Wherever the string "this" appears in the listing, copy that line.

Records about charts and figures

....

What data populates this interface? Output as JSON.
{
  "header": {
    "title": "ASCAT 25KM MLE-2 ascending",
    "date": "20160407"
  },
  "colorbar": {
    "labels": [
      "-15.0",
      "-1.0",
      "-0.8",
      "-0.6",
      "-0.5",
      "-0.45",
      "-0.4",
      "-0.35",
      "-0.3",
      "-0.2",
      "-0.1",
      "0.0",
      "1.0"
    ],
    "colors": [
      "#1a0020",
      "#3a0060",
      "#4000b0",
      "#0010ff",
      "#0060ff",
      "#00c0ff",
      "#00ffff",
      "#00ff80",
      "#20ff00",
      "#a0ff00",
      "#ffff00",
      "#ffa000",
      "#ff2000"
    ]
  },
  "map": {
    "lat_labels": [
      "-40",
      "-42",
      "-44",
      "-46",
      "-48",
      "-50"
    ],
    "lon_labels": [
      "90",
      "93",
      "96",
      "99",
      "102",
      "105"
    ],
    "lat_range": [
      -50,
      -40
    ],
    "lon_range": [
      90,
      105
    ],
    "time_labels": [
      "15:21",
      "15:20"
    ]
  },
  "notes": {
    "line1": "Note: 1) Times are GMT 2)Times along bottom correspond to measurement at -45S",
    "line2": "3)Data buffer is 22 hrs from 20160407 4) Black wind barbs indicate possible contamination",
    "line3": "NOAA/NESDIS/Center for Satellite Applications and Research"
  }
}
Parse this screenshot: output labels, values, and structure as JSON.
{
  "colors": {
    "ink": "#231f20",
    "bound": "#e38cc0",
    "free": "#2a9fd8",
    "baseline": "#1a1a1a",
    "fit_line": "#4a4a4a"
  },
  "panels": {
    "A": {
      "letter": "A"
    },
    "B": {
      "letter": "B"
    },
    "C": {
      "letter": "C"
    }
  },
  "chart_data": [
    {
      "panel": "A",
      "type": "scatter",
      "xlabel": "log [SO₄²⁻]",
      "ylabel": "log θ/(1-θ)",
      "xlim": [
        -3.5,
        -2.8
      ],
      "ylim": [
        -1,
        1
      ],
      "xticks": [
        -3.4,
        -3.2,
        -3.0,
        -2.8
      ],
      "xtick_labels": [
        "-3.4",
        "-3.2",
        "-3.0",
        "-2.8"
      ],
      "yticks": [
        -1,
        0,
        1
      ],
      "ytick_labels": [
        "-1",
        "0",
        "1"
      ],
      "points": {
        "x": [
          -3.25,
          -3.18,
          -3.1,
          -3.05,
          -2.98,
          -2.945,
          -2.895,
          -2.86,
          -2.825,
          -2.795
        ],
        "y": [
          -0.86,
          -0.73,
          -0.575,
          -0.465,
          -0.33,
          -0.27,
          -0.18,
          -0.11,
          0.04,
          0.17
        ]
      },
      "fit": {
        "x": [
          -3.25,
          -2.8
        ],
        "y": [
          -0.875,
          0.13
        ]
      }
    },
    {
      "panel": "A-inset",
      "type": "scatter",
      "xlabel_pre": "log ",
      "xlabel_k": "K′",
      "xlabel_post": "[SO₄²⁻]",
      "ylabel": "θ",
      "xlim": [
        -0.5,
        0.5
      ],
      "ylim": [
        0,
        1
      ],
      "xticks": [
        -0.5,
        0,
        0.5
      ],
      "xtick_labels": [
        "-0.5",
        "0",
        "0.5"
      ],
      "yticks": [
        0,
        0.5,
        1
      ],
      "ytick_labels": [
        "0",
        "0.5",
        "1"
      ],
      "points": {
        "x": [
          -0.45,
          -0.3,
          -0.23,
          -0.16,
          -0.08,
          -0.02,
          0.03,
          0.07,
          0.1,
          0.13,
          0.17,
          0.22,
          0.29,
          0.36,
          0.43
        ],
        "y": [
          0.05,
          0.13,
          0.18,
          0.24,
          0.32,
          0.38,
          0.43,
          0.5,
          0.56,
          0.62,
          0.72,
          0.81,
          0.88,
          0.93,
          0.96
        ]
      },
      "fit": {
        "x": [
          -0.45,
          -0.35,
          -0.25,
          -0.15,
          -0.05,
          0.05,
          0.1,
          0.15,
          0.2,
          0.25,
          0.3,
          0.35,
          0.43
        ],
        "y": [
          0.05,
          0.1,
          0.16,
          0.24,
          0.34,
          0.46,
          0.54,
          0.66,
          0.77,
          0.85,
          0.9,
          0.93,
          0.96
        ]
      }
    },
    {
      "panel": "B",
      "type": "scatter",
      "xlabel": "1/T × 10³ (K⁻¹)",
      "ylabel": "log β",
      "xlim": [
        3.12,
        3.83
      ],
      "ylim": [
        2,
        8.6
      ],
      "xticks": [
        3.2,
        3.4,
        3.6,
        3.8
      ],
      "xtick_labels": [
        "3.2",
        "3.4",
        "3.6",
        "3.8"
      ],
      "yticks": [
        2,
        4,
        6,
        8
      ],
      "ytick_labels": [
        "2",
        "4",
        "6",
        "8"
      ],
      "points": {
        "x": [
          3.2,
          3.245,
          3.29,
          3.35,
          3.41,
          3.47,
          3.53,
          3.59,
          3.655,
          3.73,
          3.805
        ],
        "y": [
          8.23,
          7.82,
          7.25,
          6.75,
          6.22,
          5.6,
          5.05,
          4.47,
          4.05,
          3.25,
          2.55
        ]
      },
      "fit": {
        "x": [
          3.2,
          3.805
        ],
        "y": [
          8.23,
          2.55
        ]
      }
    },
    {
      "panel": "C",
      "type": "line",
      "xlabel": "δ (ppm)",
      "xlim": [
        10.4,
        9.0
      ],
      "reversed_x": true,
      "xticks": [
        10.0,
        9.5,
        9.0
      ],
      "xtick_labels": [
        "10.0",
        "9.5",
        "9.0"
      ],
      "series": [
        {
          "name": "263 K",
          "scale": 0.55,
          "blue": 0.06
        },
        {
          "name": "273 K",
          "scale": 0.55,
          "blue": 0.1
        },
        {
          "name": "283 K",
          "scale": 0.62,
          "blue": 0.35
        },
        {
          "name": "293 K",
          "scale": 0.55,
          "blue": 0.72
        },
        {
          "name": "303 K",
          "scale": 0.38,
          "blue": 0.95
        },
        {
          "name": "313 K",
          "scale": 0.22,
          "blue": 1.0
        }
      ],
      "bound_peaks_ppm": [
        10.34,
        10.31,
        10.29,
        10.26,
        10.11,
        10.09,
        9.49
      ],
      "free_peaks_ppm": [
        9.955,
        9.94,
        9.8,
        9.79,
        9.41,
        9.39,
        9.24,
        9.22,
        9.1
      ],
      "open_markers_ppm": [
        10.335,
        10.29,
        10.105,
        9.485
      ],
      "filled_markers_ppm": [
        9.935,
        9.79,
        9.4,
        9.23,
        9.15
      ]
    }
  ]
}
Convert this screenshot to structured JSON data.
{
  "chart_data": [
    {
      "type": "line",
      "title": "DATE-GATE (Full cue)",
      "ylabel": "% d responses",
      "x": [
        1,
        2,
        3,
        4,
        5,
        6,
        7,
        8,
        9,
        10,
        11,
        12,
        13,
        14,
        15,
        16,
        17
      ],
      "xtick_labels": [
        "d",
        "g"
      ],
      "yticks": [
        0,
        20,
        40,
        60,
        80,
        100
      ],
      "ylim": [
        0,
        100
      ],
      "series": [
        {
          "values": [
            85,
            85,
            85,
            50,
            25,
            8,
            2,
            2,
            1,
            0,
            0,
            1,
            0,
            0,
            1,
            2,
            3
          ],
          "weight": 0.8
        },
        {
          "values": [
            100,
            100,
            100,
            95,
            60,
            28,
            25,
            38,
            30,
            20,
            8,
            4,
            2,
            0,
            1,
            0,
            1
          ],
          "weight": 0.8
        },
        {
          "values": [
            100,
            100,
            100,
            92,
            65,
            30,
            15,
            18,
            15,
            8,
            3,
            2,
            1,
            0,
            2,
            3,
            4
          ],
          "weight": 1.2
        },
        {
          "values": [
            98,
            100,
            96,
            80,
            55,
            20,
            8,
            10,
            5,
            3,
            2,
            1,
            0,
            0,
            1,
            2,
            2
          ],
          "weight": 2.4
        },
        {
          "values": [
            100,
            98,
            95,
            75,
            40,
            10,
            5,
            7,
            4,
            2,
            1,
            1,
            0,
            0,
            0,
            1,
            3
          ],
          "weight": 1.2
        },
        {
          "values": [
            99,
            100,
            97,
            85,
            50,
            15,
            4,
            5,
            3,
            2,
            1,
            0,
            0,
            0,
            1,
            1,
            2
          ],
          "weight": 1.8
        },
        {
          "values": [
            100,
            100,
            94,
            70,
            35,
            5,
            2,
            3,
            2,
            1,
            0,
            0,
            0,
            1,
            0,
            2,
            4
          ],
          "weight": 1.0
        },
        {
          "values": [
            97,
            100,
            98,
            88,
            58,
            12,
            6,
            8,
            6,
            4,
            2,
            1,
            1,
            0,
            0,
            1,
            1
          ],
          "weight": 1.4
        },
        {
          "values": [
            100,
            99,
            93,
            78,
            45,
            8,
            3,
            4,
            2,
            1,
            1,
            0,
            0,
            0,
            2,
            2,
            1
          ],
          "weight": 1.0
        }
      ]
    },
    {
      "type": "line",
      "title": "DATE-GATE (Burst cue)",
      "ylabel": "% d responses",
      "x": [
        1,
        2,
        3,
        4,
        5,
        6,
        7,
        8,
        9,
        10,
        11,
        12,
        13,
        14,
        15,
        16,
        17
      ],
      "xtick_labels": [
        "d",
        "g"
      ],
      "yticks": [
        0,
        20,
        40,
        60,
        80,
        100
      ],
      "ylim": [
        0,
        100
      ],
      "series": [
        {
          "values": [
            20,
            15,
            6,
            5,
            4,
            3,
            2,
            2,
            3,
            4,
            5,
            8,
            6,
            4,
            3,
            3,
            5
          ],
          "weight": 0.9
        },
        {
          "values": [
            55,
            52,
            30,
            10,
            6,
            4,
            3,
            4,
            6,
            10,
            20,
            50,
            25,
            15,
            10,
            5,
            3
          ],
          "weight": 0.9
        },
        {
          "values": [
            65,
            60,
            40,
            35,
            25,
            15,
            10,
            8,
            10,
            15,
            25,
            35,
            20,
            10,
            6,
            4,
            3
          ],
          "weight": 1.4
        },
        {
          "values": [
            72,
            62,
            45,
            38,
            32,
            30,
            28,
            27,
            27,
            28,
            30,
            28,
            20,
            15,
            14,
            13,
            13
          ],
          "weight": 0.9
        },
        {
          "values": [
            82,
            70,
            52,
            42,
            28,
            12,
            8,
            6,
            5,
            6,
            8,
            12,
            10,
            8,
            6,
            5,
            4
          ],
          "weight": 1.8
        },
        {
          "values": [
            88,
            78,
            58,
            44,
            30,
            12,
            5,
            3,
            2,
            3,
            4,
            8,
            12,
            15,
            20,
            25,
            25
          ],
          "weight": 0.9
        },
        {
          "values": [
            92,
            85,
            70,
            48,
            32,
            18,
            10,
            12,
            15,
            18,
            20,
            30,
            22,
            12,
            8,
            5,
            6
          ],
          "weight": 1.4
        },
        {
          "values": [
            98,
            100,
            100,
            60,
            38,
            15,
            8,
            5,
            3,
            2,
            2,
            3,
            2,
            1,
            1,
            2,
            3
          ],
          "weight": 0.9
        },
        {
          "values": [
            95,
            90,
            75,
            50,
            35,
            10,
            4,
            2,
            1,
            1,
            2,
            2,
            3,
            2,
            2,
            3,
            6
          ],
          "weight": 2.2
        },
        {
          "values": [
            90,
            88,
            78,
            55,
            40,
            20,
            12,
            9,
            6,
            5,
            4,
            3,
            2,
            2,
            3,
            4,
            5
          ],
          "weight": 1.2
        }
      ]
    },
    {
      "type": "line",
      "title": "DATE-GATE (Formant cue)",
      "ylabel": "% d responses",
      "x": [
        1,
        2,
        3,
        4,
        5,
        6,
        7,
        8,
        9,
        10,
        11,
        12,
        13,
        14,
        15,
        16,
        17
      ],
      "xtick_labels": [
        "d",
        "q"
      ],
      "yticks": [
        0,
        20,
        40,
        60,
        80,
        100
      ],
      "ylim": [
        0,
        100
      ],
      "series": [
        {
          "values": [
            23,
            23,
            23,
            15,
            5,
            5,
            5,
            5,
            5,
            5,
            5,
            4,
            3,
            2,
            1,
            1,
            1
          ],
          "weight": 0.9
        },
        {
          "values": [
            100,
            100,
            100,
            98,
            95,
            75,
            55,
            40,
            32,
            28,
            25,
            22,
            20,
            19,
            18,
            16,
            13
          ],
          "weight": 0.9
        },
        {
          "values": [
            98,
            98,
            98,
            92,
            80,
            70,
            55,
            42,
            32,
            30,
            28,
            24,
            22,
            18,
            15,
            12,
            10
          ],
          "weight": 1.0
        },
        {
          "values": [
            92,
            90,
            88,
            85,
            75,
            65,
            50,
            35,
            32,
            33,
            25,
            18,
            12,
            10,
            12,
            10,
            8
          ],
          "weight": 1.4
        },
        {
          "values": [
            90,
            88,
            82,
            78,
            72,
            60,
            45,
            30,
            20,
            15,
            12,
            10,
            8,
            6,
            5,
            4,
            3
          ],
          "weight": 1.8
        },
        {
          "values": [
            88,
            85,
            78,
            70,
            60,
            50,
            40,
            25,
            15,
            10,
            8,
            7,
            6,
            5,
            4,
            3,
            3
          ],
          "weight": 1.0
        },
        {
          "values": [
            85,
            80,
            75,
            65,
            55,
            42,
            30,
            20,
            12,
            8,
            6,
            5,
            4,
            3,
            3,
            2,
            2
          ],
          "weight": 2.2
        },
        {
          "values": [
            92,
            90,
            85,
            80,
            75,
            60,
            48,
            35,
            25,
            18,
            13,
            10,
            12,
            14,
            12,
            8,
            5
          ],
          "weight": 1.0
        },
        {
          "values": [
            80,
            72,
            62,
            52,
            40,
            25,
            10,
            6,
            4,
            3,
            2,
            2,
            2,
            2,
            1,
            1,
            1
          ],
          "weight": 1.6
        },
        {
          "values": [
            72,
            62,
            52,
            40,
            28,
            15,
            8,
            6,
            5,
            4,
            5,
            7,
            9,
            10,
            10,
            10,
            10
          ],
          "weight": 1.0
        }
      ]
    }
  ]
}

....

# Written answer:
What data populates this interface? Output as JSON.
Parse this screenshot: output labels, values, and structure as JSON.
Convert this screenshot to structured JSON data.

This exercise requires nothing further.